• _Problem to work on_
Please find all lines in the data that hold the string "group" and copy them.

• _Input records_

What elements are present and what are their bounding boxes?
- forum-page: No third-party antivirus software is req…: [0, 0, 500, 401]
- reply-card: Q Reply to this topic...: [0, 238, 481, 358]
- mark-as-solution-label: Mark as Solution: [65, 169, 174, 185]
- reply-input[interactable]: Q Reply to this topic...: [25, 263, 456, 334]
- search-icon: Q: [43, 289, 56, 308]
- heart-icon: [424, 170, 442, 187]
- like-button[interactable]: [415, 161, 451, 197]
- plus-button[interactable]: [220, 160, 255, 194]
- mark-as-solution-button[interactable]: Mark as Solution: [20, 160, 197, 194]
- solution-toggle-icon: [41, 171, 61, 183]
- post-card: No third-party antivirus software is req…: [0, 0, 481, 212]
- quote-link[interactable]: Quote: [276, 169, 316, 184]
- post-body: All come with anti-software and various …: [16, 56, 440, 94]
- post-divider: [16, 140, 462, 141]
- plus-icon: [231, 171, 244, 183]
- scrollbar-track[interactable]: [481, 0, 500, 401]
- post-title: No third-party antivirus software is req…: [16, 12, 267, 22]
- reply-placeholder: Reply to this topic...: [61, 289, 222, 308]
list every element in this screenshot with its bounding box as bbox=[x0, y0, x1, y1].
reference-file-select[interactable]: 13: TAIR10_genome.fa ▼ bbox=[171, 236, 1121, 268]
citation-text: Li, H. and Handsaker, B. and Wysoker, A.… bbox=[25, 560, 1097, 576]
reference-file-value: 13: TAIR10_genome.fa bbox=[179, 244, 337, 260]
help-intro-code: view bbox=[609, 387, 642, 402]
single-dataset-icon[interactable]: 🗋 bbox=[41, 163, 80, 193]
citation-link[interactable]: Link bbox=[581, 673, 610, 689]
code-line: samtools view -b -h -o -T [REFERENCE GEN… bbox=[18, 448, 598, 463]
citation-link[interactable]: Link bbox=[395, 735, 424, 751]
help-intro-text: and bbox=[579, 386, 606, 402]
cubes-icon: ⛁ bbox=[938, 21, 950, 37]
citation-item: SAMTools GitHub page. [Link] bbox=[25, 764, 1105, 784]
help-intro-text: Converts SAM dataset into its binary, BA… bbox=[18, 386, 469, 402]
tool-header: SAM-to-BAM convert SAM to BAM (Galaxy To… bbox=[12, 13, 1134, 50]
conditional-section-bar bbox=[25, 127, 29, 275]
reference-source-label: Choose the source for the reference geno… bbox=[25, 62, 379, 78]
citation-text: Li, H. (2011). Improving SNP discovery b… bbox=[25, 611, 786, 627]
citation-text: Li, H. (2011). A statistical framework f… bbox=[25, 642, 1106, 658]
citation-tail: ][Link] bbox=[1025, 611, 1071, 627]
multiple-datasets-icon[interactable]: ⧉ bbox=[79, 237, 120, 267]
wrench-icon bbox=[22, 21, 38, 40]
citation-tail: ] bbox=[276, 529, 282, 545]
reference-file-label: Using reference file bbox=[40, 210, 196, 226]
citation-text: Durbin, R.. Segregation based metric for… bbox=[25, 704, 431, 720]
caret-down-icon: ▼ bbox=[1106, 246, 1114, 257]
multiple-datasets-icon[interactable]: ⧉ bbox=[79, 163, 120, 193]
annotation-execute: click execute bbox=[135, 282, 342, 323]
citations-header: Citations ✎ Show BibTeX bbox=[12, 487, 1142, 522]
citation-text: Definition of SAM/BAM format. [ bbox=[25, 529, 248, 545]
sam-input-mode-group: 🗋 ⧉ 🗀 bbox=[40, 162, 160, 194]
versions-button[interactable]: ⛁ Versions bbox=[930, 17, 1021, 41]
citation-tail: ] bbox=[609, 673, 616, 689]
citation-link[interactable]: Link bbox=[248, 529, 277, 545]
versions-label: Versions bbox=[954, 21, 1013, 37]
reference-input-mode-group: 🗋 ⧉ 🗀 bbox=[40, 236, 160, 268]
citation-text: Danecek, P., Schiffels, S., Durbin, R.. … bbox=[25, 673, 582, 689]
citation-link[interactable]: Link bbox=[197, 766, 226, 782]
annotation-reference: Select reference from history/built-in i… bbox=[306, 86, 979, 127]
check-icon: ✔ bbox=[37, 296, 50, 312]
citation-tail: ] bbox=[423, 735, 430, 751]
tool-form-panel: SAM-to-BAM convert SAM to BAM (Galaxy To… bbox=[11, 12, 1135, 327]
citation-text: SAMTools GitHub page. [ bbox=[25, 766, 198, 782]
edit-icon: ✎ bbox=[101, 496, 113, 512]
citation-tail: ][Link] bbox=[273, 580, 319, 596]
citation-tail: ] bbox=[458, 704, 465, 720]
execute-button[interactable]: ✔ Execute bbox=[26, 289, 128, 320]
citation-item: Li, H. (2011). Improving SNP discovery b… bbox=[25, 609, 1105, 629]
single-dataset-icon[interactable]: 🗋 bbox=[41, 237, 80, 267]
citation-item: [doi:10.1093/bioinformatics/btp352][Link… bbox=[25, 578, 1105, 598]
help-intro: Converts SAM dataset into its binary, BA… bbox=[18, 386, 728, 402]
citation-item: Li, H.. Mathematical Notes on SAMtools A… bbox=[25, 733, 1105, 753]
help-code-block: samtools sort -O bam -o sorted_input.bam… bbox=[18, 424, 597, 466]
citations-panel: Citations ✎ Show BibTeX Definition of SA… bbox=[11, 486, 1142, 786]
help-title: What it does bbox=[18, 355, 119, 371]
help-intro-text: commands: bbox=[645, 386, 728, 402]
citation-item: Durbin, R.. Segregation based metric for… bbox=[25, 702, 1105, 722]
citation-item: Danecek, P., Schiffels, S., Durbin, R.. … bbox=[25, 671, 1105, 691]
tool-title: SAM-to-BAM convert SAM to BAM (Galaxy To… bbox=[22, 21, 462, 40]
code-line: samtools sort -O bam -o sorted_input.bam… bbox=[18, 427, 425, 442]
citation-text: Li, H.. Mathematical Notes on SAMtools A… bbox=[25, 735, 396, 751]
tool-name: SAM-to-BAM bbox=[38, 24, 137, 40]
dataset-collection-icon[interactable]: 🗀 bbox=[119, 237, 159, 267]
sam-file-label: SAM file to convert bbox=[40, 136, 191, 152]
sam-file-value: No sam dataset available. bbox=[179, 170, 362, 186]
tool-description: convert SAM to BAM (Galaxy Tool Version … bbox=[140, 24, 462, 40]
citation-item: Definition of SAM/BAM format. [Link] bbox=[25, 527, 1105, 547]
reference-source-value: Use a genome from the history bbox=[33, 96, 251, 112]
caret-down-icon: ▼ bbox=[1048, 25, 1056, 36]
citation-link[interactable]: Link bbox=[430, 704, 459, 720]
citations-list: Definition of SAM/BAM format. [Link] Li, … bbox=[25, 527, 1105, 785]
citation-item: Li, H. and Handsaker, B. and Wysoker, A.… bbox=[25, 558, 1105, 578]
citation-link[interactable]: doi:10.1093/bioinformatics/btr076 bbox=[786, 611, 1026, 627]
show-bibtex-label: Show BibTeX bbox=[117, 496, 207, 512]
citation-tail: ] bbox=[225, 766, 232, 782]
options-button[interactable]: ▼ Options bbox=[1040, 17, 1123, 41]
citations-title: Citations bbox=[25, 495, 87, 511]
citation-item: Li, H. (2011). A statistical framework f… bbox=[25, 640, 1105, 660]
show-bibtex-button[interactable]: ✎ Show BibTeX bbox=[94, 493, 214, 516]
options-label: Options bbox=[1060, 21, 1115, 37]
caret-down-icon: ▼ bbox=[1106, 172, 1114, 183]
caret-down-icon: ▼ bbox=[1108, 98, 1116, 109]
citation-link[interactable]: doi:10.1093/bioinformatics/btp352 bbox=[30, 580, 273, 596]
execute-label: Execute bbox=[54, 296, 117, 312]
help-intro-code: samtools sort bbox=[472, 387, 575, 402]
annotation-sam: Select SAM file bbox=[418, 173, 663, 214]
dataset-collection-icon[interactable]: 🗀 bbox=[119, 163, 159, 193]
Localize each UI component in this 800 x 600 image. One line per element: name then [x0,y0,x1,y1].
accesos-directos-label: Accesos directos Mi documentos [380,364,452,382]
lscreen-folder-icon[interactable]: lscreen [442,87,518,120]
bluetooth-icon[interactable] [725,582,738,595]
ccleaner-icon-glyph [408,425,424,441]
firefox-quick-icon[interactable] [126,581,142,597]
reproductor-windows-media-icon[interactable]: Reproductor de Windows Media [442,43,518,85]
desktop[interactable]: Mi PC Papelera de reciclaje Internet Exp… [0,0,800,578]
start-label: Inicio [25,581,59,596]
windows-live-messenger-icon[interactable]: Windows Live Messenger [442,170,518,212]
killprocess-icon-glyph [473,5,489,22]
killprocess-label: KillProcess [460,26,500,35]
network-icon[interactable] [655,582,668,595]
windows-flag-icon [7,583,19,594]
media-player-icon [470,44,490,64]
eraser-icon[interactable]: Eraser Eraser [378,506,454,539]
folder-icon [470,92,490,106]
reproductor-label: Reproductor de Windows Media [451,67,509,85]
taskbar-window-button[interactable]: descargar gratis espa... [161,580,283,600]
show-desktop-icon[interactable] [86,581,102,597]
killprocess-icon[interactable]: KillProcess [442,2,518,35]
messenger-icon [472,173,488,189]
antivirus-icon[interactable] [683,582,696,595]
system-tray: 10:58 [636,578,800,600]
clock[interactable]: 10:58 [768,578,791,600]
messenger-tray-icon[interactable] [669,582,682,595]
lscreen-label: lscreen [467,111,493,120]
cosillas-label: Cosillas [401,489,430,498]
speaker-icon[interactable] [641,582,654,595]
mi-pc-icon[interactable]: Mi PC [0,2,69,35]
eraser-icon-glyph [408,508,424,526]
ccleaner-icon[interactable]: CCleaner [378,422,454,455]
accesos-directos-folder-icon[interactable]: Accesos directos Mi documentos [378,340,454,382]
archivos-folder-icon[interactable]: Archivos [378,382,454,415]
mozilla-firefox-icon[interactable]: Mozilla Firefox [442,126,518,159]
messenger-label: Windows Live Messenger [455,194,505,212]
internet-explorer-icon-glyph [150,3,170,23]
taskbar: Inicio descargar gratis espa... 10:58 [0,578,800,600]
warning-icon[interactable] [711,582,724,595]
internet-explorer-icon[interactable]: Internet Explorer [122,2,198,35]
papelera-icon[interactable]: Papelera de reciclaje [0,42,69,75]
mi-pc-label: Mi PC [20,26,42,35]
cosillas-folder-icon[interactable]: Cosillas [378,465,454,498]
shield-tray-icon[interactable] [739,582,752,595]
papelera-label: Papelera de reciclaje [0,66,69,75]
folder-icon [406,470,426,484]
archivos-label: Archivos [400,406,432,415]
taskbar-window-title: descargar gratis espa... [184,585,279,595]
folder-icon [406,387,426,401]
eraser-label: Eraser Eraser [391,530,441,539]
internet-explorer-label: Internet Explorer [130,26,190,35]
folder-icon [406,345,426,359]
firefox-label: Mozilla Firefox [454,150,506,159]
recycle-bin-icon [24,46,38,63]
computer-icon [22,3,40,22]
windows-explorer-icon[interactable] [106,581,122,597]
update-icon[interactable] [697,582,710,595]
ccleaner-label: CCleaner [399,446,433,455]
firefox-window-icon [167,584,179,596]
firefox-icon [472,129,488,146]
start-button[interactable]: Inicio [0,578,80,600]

• _Solution for this task_
sam-input-mode-group: 🗋 ⧉ 🗀 bbox=[40, 162, 160, 194]
reference-input-mode-group: 🗋 ⧉ 🗀 bbox=[40, 236, 160, 268]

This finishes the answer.